┌────────

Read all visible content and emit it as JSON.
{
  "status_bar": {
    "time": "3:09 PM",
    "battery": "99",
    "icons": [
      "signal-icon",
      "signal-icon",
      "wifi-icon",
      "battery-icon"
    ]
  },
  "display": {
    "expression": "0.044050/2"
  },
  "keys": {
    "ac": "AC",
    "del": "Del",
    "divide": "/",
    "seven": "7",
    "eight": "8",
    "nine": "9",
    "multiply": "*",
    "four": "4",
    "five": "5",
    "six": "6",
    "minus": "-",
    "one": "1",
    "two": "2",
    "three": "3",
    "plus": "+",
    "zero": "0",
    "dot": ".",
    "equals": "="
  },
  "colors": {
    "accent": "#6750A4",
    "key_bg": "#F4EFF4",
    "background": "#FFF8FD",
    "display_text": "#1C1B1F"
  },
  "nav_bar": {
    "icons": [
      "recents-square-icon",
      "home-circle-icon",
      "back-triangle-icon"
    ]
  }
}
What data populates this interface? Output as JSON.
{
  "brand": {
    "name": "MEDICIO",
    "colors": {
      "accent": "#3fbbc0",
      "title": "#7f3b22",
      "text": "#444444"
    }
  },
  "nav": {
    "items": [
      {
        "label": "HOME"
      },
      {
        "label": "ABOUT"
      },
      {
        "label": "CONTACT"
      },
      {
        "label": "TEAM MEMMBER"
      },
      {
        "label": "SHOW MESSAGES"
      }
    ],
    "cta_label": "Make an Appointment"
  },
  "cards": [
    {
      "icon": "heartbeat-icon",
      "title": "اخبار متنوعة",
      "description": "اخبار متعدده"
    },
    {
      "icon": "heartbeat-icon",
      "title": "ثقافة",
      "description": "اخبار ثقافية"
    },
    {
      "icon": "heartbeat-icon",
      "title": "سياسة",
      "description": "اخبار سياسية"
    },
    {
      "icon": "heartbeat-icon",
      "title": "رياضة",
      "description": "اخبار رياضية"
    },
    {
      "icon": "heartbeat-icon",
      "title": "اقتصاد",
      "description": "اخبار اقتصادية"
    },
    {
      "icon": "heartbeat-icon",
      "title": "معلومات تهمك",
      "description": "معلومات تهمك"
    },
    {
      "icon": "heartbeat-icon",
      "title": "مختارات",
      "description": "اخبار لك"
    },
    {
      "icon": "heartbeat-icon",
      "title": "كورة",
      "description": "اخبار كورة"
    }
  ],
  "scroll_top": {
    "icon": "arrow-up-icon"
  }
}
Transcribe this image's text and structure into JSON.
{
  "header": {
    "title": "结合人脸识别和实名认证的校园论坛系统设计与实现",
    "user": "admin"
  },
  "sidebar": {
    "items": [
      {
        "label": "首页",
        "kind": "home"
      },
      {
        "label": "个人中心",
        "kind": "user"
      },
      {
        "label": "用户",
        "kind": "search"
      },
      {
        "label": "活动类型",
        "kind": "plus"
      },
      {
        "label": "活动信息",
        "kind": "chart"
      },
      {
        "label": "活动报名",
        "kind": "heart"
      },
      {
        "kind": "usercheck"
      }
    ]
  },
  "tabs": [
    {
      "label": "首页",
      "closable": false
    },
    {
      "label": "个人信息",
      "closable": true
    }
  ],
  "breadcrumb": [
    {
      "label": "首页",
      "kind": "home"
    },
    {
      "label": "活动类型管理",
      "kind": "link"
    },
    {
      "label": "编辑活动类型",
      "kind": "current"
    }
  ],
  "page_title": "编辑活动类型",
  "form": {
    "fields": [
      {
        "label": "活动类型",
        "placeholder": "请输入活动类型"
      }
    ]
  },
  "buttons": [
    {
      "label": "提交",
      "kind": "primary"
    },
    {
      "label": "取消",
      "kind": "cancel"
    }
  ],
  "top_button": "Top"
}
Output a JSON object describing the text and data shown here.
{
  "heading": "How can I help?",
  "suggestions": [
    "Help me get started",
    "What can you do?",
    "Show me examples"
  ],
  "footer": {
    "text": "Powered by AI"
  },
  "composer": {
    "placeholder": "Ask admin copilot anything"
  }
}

└────────

▶ [WHAT IS EXPECTED]
Each record must be returned exactly as it is written.

▶ [FINAL RESULT]
Read all visible content and emit it as JSON.
{
  "status_bar": {
    "time": "3:09 PM",
    "battery": "99",
    "icons": [
      "signal-icon",
      "signal-icon",
      "wifi-icon",
      "battery-icon"
    ]
  },
  "display": {
    "expression": "0.044050/2"
  },
  "keys": {
    "ac": "AC",
    "del": "Del",
    "divide": "/",
    "seven": "7",
    "eight": "8",
    "nine": "9",
    "multiply": "*",
    "four": "4",
    "five": "5",
    "six": "6",
    "minus": "-",
    "one": "1",
    "two": "2",
    "three": "3",
    "plus": "+",
    "zero": "0",
    "dot": ".",
    "equals": "="
  },
  "colors": {
    "accent": "#6750A4",
    "key_bg": "#F4EFF4",
    "background": "#FFF8FD",
    "display_text": "#1C1B1F"
  },
  "nav_bar": {
    "icons": [
      "recents-square-icon",
      "home-circle-icon",
      "back-triangle-icon"
    ]
  }
}
What data populates this interface? Output as JSON.
{
  "brand": {
    "name": "MEDICIO",
    "colors": {
      "accent": "#3fbbc0",
      "title": "#7f3b22",
      "text": "#444444"
    }
  },
  "nav": {
    "items": [
      {
        "label": "HOME"
      },
      {
        "label": "ABOUT"
      },
      {
        "label": "CONTACT"
      },
      {
        "label": "TEAM MEMMBER"
      },
      {
        "label": "SHOW MESSAGES"
      }
    ],
    "cta_label": "Make an Appointment"
  },
  "cards": [
    {
      "icon": "heartbeat-icon",
      "title": "اخبار متنوعة",
      "description": "اخبار متعدده"
    },
    {
      "icon": "heartbeat-icon",
      "title": "ثقافة",
      "description": "اخبار ثقافية"
    },
    {
      "icon": "heartbeat-icon",
      "title": "سياسة",
      "description": "اخبار سياسية"
    },
    {
      "icon": "heartbeat-icon",
      "title": "رياضة",
      "description": "اخبار رياضية"
    },
    {
      "icon": "heartbeat-icon",
      "title": "اقتصاد",
      "description": "اخبار اقتصادية"
    },
    {
      "icon": "heartbeat-icon",
      "title": "معلومات تهمك",
      "description": "معلومات تهمك"
    },
    {
      "icon": "heartbeat-icon",
      "title": "مختارات",
      "description": "اخبار لك"
    },
    {
      "icon": "heartbeat-icon",
      "title": "كورة",
      "description": "اخبار كورة"
    }
  ],
  "scroll_top": {
    "icon": "arrow-up-icon"
  }
}
Transcribe this image's text and structure into JSON.
{
  "header": {
    "title": "结合人脸识别和实名认证的校园论坛系统设计与实现",
    "user": "admin"
  },
  "sidebar": {
    "items": [
      {
        "label": "首页",
        "kind": "home"
      },
      {
        "label": "个人中心",
        "kind": "user"
      },
      {
        "label": "用户",
        "kind": "search"
      },
      {
        "label": "活动类型",
        "kind": "plus"
      },
      {
        "label": "活动信息",
        "kind": "chart"
      },
      {
        "label": "活动报名",
        "kind": "heart"
      },
      {
        "kind": "usercheck"
      }
    ]
  },
  "tabs": [
    {
      "label": "首页",
      "closable": false
    },
    {
      "label": "个人信息",
      "closable": true
    }
  ],
  "breadcrumb": [
    {
      "label": "首页",
      "kind": "home"
    },
    {
      "label": "活动类型管理",
      "kind": "link"
    },
    {
      "label": "编辑活动类型",
      "kind": "current"
    }
  ],
  "page_title": "编辑活动类型",
  "form": {
    "fields": [
      {
        "label": "活动类型",
        "placeholder": "请输入活动类型"
      }
    ]
  },
  "buttons": [
    {
      "label": "提交",
      "kind": "primary"
    },
    {
      "label": "取消",
      "kind": "cancel"
    }
  ],
  "top_button": "Top"
}
Output a JSON object describing the text and data shown here.
{
  "heading": "How can I help?",
  "suggestions": [
    "Help me get started",
    "What can you do?",
    "Show me examples"
  ],
  "footer": {
    "text": "Powered by AI"
  },
  "composer": {
    "placeholder": "Ask admin copilot anything"
  }
}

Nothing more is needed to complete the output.